== WHAT THE TASK REQUIRES ==
Each entry below is to be duplicated verbatim.

----- MATERIAL -----

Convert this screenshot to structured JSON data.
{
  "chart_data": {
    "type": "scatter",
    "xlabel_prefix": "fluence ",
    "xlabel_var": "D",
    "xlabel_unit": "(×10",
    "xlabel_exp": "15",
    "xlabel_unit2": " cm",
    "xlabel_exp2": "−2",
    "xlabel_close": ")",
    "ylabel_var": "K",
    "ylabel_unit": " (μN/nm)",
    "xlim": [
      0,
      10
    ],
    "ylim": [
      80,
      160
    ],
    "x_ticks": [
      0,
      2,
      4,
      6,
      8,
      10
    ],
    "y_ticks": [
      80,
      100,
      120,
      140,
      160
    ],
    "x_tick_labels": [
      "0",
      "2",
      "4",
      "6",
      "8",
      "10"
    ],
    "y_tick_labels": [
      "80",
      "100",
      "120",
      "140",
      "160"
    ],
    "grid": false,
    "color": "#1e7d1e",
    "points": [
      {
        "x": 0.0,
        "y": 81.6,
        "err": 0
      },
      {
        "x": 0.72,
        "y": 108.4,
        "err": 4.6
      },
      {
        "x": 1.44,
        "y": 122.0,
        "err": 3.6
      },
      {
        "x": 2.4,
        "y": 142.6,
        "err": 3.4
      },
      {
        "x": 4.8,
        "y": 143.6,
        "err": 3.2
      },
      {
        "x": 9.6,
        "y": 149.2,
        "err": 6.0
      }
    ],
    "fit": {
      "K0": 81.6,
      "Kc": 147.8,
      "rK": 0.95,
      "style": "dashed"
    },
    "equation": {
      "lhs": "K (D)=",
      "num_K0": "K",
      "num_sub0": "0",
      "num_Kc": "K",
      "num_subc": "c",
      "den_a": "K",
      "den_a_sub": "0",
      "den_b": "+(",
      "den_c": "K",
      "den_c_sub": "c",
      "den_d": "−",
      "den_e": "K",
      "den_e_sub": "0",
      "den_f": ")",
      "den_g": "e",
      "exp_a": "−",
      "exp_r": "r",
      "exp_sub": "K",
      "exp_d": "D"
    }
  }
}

-----

== FULL RESPONSE ==
Convert this screenshot to structured JSON data.
{
  "chart_data": {
    "type": "scatter",
    "xlabel_prefix": "fluence ",
    "xlabel_var": "D",
    "xlabel_unit": "(×10",
    "xlabel_exp": "15",
    "xlabel_unit2": " cm",
    "xlabel_exp2": "−2",
    "xlabel_close": ")",
    "ylabel_var": "K",
    "ylabel_unit": " (μN/nm)",
    "xlim": [
      0,
      10
    ],
    "ylim": [
      80,
      160
    ],
    "x_ticks": [
      0,
      2,
      4,
      6,
      8,
      10
    ],
    "y_ticks": [
      80,
      100,
      120,
      140,
      160
    ],
    "x_tick_labels": [
      "0",
      "2",
      "4",
      "6",
      "8",
      "10"
    ],
    "y_tick_labels": [
      "80",
      "100",
      "120",
      "140",
      "160"
    ],
    "grid": false,
    "color": "#1e7d1e",
    "points": [
      {
        "x": 0.0,
        "y": 81.6,
        "err": 0
      },
      {
        "x": 0.72,
        "y": 108.4,
        "err": 4.6
      },
      {
        "x": 1.44,
        "y": 122.0,
        "err": 3.6
      },
      {
        "x": 2.4,
        "y": 142.6,
        "err": 3.4
      },
      {
        "x": 4.8,
        "y": 143.6,
        "err": 3.2
      },
      {
        "x": 9.6,
        "y": 149.2,
        "err": 6.0
      }
    ],
    "fit": {
      "K0": 81.6,
      "Kc": 147.8,
      "rK": 0.95,
      "style": "dashed"
    },
    "equation": {
      "lhs": "K (D)=",
      "num_K0": "K",
      "num_sub0": "0",
      "num_Kc": "K",
      "num_subc": "c",
      "den_a": "K",
      "den_a_sub": "0",
      "den_b": "+(",
      "den_c": "K",
      "den_c_sub": "c",
      "den_d": "−",
      "den_e": "K",
      "den_e_sub": "0",
      "den_f": ")",
      "den_g": "e",
      "exp_a": "−",
      "exp_r": "r",
      "exp_sub": "K",
      "exp_d": "D"
    }
  }
}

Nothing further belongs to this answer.